- _TASK DATA_:
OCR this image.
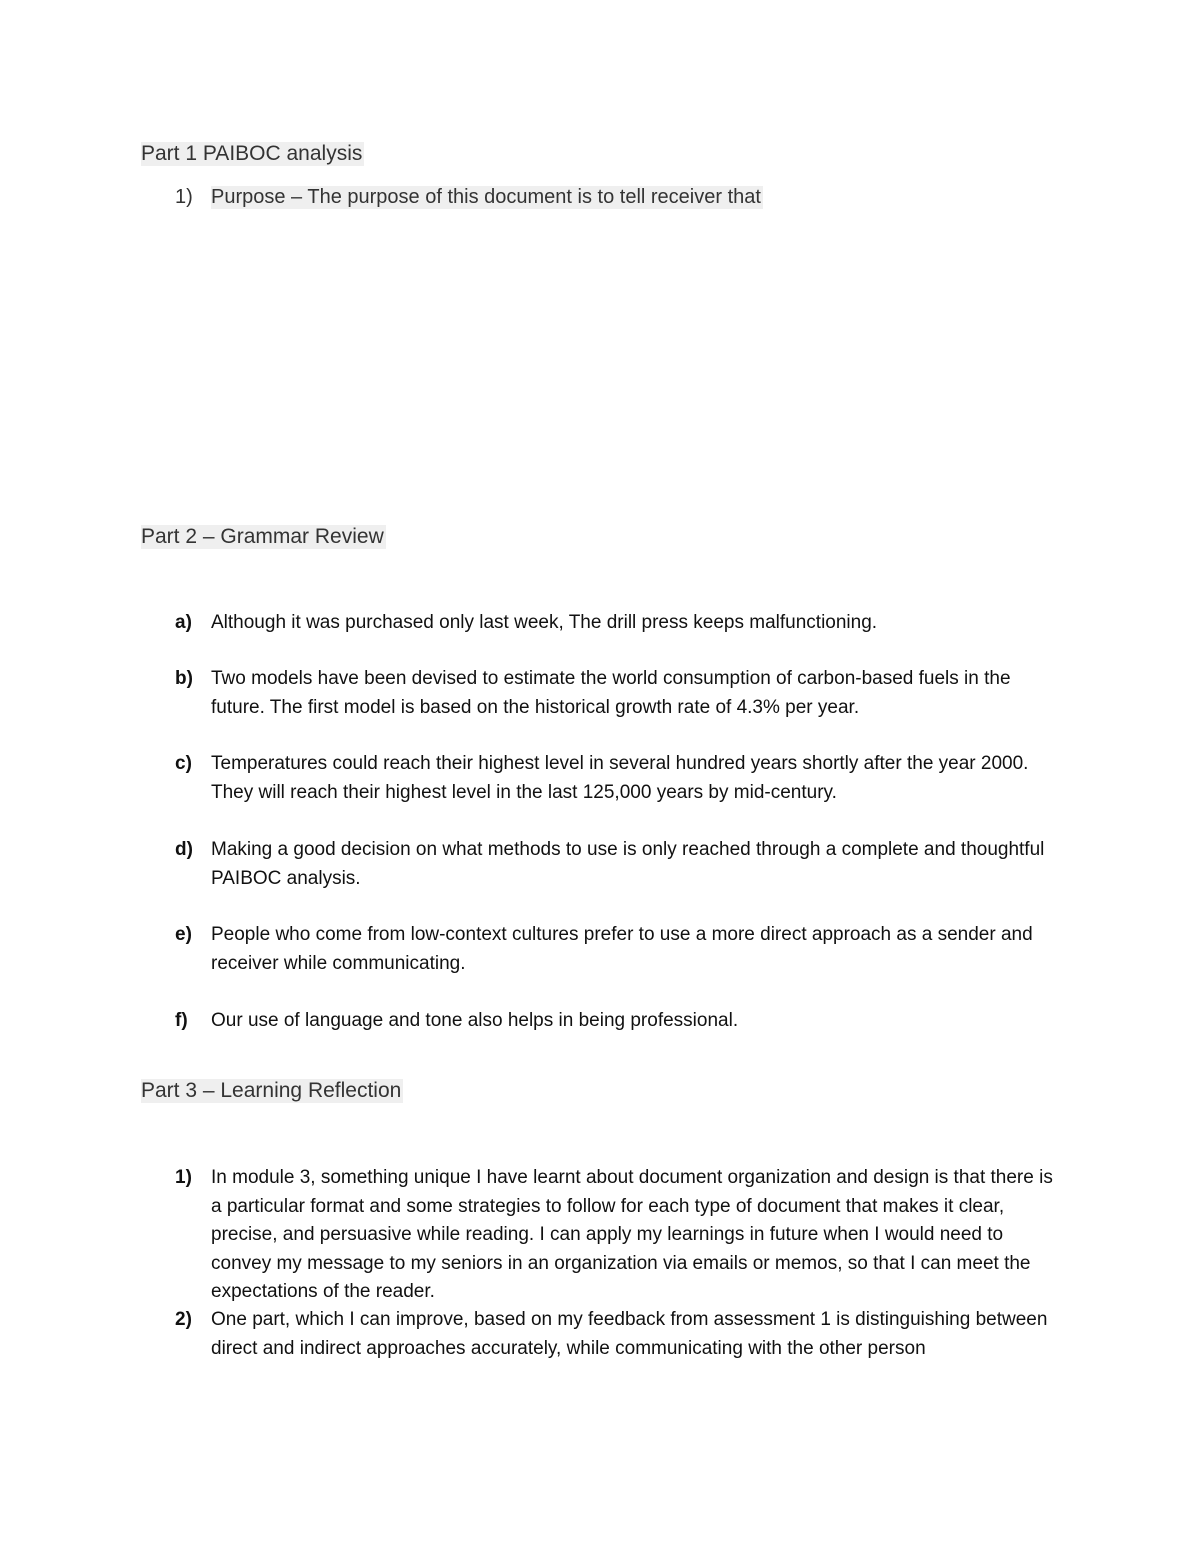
Part 1 PAIBOC analysis
1) Purpose – The purpose of this document is to tell receiver that
Part 2 – Grammar Review
a)	Although it was purchased only last week, The drill press keeps malfunctioning.
b) Two models have been devised to estimate the world consumption of carbon-based fuels in the future. The first model is based on the historical growth rate of 4.3% per year.
c)	Temperatures could reach their highest level in several hundred years shortly after the year 2000. They will reach their highest level in the last 125,000 years by mid-century.
d) Making a good decision on what methods to use is only reached through a complete and thoughtful PAIBOC analysis.
e)	People who come from low-context cultures prefer to use a more direct approach as a sender and receiver while communicating.
f)	Our use of language and tone also helps in being professional.
Part 3 – Learning Reflection
1)	In module 3, something unique I have learnt about document organization and design is that there is a particular format and some strategies to follow for each type of document that makes it clear, precise, and persuasive while reading. I can apply my learnings in future when I would need to convey my message to my seniors in an organization via emails or memos, so that I can meet the expectations of the reader.
2)	One part, which I can improve, based on my feedback from assessment 1 is distinguishing between direct and indirect approaches accurately, while communicating with the other person
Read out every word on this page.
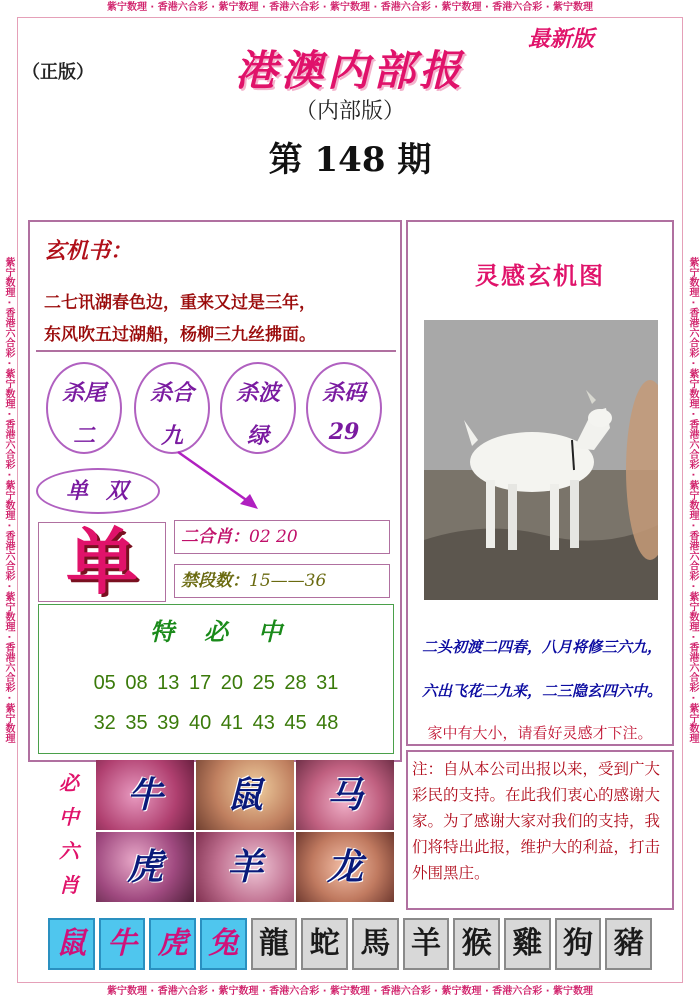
紫宁数理 · 香港六合彩 · 紫宁数理 · 香港六合彩 · 紫宁数理 · 香港六合彩 · 紫宁数理 · 香港六合彩 · 紫宁数理
紫宁数理 · 香港六合彩 · 紫宁数理 · 香港六合彩 · 紫宁数理 · 香港六合彩 · 紫宁数理 · 香港六合彩 · 紫宁数理
紫宁数理 · 香港六合彩 · 紫宁数理 · 香港六合彩 · 紫宁数理 · 香港六合彩 · 紫宁数理 · 香港六合彩 · 紫宁数理	紫宁数理 · 香港六合彩 · 紫宁数理 · 香港六合彩 · 紫宁数理 · 香港六合彩 · 紫宁数理 · 香港六合彩 · 紫宁数理
（正版）
最新版
港澳内部报
（内部版）
第 148 期
玄机书：
二七讯湖春色边，重来又过是三年，
东风吹五过湖船，杨柳三九丝拂面。
杀尾
二
杀合
九
杀波
绿
杀码
29
单双
单	二合肖：02 20
禁段数：15——36
特必中
05 08 13 17 20 25 28 31
32 35 39 40 41 43 45 48
必
中
六
肖
牛	鼠	马
虎	羊	龙
灵感玄机图
二头初渡二四春，八月将修三六九，
六出飞花二九来，二三隐玄四六中。
家中有大小，请看好灵感才下注。
注：自从本公司出报以来，受到广大彩民的支持。在此我们衷心的感谢大家。为了感谢大家对我们的支持，我们将特出此报，维护大的利益，打击外围黑庄。
鼠 牛 虎 兔 龍 蛇 馬 羊 猴 雞 狗 豬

- _THE REQUEST_:
Select the lines that carry the string "year" and copy them.

- _THE OUTPUT_:
b) Two models have been devised to estimate the world consumption of carbon-based fuels in the future. The first model is based on the historical growth rate of 4.3% per year.
c)	Temperatures could reach their highest level in several hundred years shortly after the year 2000. They will reach their highest level in the last 125,000 years by mid-century.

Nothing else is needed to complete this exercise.